(Records about charts and figures)
+ + + + + + +
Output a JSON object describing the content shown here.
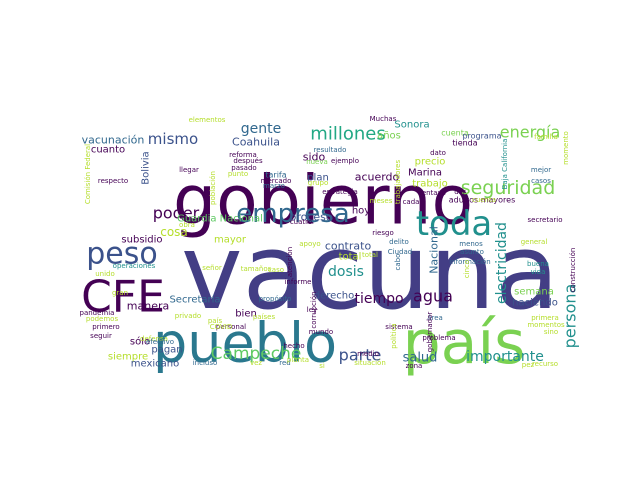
{
  "palette": {
    "dark_purple": "#440154",
    "indigo": "#3b528b",
    "blue": "#31688e",
    "teal": "#21908d",
    "green": "#35b779",
    "lime": "#7ad151",
    "yellow_green": "#b5de2b",
    "yellow": "#fde725"
  },
  "words": [
    {
      "text": "vacuna",
      "color": "#433e85"
    },
    {
      "text": "gobierno",
      "color": "#440154"
    },
    {
      "text": "país",
      "color": "#7ad151"
    },
    {
      "text": "pueblo",
      "color": "#2a788e"
    },
    {
      "text": "CFE",
      "color": "#440154"
    },
    {
      "text": "toda",
      "color": "#21908d"
    },
    {
      "text": "peso",
      "color": "#3b528b"
    },
    {
      "text": "empresa",
      "color": "#31688e"
    },
    {
      "text": "seguridad",
      "color": "#7ad151"
    },
    {
      "text": "Campeche",
      "color": "#5ec962"
    },
    {
      "text": "millones",
      "color": "#22a884"
    },
    {
      "text": "energía",
      "color": "#7ad151"
    },
    {
      "text": "poder",
      "color": "#440154"
    },
    {
      "text": "mismo",
      "color": "#3b528b"
    },
    {
      "text": "gente",
      "color": "#31688e"
    },
    {
      "text": "parte",
      "color": "#3b528b"
    },
    {
      "text": "persona",
      "color": "#21908d"
    },
    {
      "text": "electricidad",
      "color": "#21908d"
    },
    {
      "text": "dosis",
      "color": "#21908d"
    },
    {
      "text": "agua",
      "color": "#440154"
    },
    {
      "text": "tiempo",
      "color": "#440154"
    },
    {
      "text": "importante",
      "color": "#21908d"
    },
    {
      "text": "salud",
      "color": "#31688e"
    },
    {
      "text": "cosa",
      "color": "#b5de2b"
    },
    {
      "text": "Coahuila",
      "color": "#3b528b"
    },
    {
      "text": "sido",
      "color": "#440154"
    },
    {
      "text": "años",
      "color": "#7ad151"
    },
    {
      "text": "Sonora",
      "color": "#21908d"
    },
    {
      "text": "vacunación",
      "color": "#31688e"
    },
    {
      "text": "cuanto",
      "color": "#440154"
    },
    {
      "text": "acuerdo",
      "color": "#440154"
    },
    {
      "text": "proceso",
      "color": "#3b528b"
    },
    {
      "text": "hoy",
      "color": "#440154"
    },
    {
      "text": "Guardia Nacional",
      "color": "#5ec962"
    },
    {
      "text": "subsidio",
      "color": "#440154"
    },
    {
      "text": "mayor",
      "color": "#b5de2b"
    },
    {
      "text": "contrato",
      "color": "#3b528b"
    },
    {
      "text": "total",
      "color": "#b5de2b"
    },
    {
      "text": "derecho",
      "color": "#3b528b"
    },
    {
      "text": "Secretaría",
      "color": "#31688e"
    },
    {
      "text": "Nacional",
      "color": "#31688e"
    },
    {
      "text": "trabajo",
      "color": "#b5de2b"
    },
    {
      "text": "precio",
      "color": "#b5de2b"
    },
    {
      "text": "Marina",
      "color": "#440154"
    },
    {
      "text": "semana",
      "color": "#7ad151"
    },
    {
      "text": "haciendo",
      "color": "#3b528b"
    },
    {
      "text": "manera",
      "color": "#440154"
    },
    {
      "text": "bien",
      "color": "#440154"
    },
    {
      "text": "pagan",
      "color": "#3b528b"
    },
    {
      "text": "sólo",
      "color": "#440154"
    },
    {
      "text": "siempre",
      "color": "#b5de2b"
    },
    {
      "text": "mexicano",
      "color": "#3b528b"
    },
    {
      "text": "Bolivia",
      "color": "#3b528b"
    },
    {
      "text": "plan",
      "color": "#3b528b"
    },
    {
      "text": "cuenta",
      "color": "#7ad151"
    },
    {
      "text": "programa",
      "color": "#3b528b"
    },
    {
      "text": "tienda",
      "color": "#440154"
    },
    {
      "text": "adultos mayores",
      "color": "#440154"
    },
    {
      "text": "reforma",
      "color": "#440154"
    },
    {
      "text": "después",
      "color": "#440154"
    },
    {
      "text": "pasado",
      "color": "#440154"
    },
    {
      "text": "tarifa",
      "color": "#31688e"
    },
    {
      "text": "mercado",
      "color": "#440154"
    },
    {
      "text": "marzo",
      "color": "#31688e"
    },
    {
      "text": "nueva",
      "color": "#7ad151"
    },
    {
      "text": "grupo",
      "color": "#b5de2b"
    },
    {
      "text": "punto",
      "color": "#b5de2b"
    },
    {
      "text": "llegar",
      "color": "#440154"
    },
    {
      "text": "estrategia",
      "color": "#440154"
    },
    {
      "text": "meses",
      "color": "#b5de2b"
    },
    {
      "text": "riesgo",
      "color": "#440154"
    },
    {
      "text": "cada",
      "color": "#440154"
    },
    {
      "text": "dar",
      "color": "#440154"
    },
    {
      "text": "centavo",
      "color": "#440154"
    },
    {
      "text": "mejor",
      "color": "#31688e"
    },
    {
      "text": "casos",
      "color": "#31688e"
    },
    {
      "text": "secretario",
      "color": "#440154"
    },
    {
      "text": "general",
      "color": "#b5de2b"
    },
    {
      "text": "buena",
      "color": "#21908d"
    },
    {
      "text": "vida",
      "color": "#21908d"
    },
    {
      "text": "construcción",
      "color": "#440154"
    },
    {
      "text": "primera",
      "color": "#b5de2b"
    },
    {
      "text": "sino",
      "color": "#b5de2b"
    },
    {
      "text": "recurso",
      "color": "#b5de2b"
    },
    {
      "text": "delito",
      "color": "#31688e"
    },
    {
      "text": "asunto",
      "color": "#31688e"
    },
    {
      "text": "menos",
      "color": "#31688e"
    },
    {
      "text": "información",
      "color": "#31688e"
    },
    {
      "text": "Ciudad",
      "color": "#31688e"
    },
    {
      "text": "cabo",
      "color": "#31688e"
    },
    {
      "text": "cinco",
      "color": "#b5de2b"
    },
    {
      "text": "área",
      "color": "#31688e"
    },
    {
      "text": "gobernador",
      "color": "#440154"
    },
    {
      "text": "problema",
      "color": "#440154"
    },
    {
      "text": "sistema",
      "color": "#440154"
    },
    {
      "text": "política",
      "color": "#b5de2b"
    },
    {
      "text": "situación",
      "color": "#b5de2b"
    },
    {
      "text": "medio",
      "color": "#440154"
    },
    {
      "text": "mundo",
      "color": "#440154"
    },
    {
      "text": "ley",
      "color": "#440154"
    },
    {
      "text": "informe",
      "color": "#440154"
    },
    {
      "text": "propósito",
      "color": "#31688e"
    },
    {
      "text": "corrupción",
      "color": "#440154"
    },
    {
      "text": "atención",
      "color": "#440154"
    },
    {
      "text": "apoyo",
      "color": "#b5de2b"
    },
    {
      "text": "cuatro",
      "color": "#440154"
    },
    {
      "text": "privado",
      "color": "#b5de2b"
    },
    {
      "text": "país",
      "color": "#b5de2b",
      "minor": true
    },
    {
      "text": "hecho",
      "color": "#440154"
    },
    {
      "text": "incluso",
      "color": "#31688e"
    },
    {
      "text": "vez",
      "color": "#b5de2b"
    },
    {
      "text": "red",
      "color": "#31688e"
    },
    {
      "text": "países",
      "color": "#b5de2b"
    },
    {
      "text": "personal",
      "color": "#440154"
    },
    {
      "text": "defensa",
      "color": "#b5de2b"
    },
    {
      "text": "efectivo",
      "color": "#31688e"
    },
    {
      "text": "pandemia",
      "color": "#440154"
    },
    {
      "text": "podemos",
      "color": "#b5de2b"
    },
    {
      "text": "primero",
      "color": "#440154"
    },
    {
      "text": "seguir",
      "color": "#440154"
    },
    {
      "text": "respecto",
      "color": "#440154"
    },
    {
      "text": "Comisión Federal",
      "color": "#b5de2b"
    },
    {
      "text": "población",
      "color": "#b5de2b"
    },
    {
      "text": "elementos",
      "color": "#b5de2b"
    },
    {
      "text": "Muchas",
      "color": "#440154"
    },
    {
      "text": "obra",
      "color": "#b5de2b"
    },
    {
      "text": "unido",
      "color": "#b5de2b"
    },
    {
      "text": "operaciones",
      "color": "#21908d"
    },
    {
      "text": "trabajadores",
      "color": "#b5de2b"
    },
    {
      "text": "Baja California",
      "color": "#21908d"
    },
    {
      "text": "momento",
      "color": "#b5de2b"
    },
    {
      "text": "familia",
      "color": "#b5de2b"
    },
    {
      "text": "dato",
      "color": "#440154"
    },
    {
      "text": "ejemplo",
      "color": "#440154"
    },
    {
      "text": "resultado",
      "color": "#31688e"
    },
    {
      "text": "COVID",
      "color": "#b5de2b"
    },
    {
      "text": "zona",
      "color": "#440154"
    },
    {
      "text": "gran",
      "color": "#b5de2b"
    },
    {
      "text": "señor",
      "color": "#b5de2b"
    },
    {
      "text": "tamaños",
      "color": "#b5de2b"
    },
    {
      "text": "caso",
      "color": "#b5de2b"
    },
    {
      "text": "planta",
      "color": "#b5de2b"
    },
    {
      "text": "si",
      "color": "#b5de2b"
    },
    {
      "text": "pez",
      "color": "#b5de2b"
    },
    {
      "text": "momentos",
      "color": "#b5de2b"
    },
    {
      "text": "cuenta",
      "color": "#b5de2b",
      "minor": true
    },
    {
      "text": "total",
      "color": "#b5de2b",
      "minor": true
    }
  ]
}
+ + + + + + +
| EXERCISE |
Each line that has the word "Nacional" should be copied.

| RESULT OF THIS TASK |
      "text": "Guardia Nacional",
      "text": "Nacional",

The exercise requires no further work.